## BEGIN Stored rows

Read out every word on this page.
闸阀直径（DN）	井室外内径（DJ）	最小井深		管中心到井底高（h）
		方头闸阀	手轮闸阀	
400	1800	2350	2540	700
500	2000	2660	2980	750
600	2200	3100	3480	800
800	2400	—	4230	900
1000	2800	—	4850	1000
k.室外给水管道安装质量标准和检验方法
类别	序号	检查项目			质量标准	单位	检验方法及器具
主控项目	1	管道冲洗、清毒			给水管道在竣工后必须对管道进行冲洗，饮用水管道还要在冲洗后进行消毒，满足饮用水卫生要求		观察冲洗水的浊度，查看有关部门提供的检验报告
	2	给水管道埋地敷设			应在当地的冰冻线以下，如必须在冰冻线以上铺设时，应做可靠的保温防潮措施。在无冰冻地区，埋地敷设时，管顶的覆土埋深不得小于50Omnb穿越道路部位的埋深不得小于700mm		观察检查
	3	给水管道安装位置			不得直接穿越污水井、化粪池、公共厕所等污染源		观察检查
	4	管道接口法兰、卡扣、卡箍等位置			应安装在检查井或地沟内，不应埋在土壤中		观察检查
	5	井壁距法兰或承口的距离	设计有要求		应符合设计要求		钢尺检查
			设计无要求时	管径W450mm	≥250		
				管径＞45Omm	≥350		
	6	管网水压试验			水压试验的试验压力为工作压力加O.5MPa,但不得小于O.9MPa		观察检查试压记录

## END Stored rows

**Given task:** All of the lines above must be returned exactly.

**Expected answer:**
Read out every word on this page.
闸阀直径（DN）	井室外内径（DJ）	最小井深		管中心到井底高（h）
		方头闸阀	手轮闸阀	
400	1800	2350	2540	700
500	2000	2660	2980	750
600	2200	3100	3480	800
800	2400	—	4230	900
1000	2800	—	4850	1000
k.室外给水管道安装质量标准和检验方法
类别	序号	检查项目			质量标准	单位	检验方法及器具
主控项目	1	管道冲洗、清毒			给水管道在竣工后必须对管道进行冲洗，饮用水管道还要在冲洗后进行消毒，满足饮用水卫生要求		观察冲洗水的浊度，查看有关部门提供的检验报告
	2	给水管道埋地敷设			应在当地的冰冻线以下，如必须在冰冻线以上铺设时，应做可靠的保温防潮措施。在无冰冻地区，埋地敷设时，管顶的覆土埋深不得小于50Omnb穿越道路部位的埋深不得小于700mm		观察检查
	3	给水管道安装位置			不得直接穿越污水井、化粪池、公共厕所等污染源		观察检查
	4	管道接口法兰、卡扣、卡箍等位置			应安装在检查井或地沟内，不应埋在土壤中		观察检查
	5	井壁距法兰或承口的距离	设计有要求		应符合设计要求		钢尺检查
			设计无要求时	管径W450mm	≥250		
				管径＞45Omm	≥350		
	6	管网水压试验			水压试验的试验压力为工作压力加O.5MPa,但不得小于O.9MPa		观察检查试压记录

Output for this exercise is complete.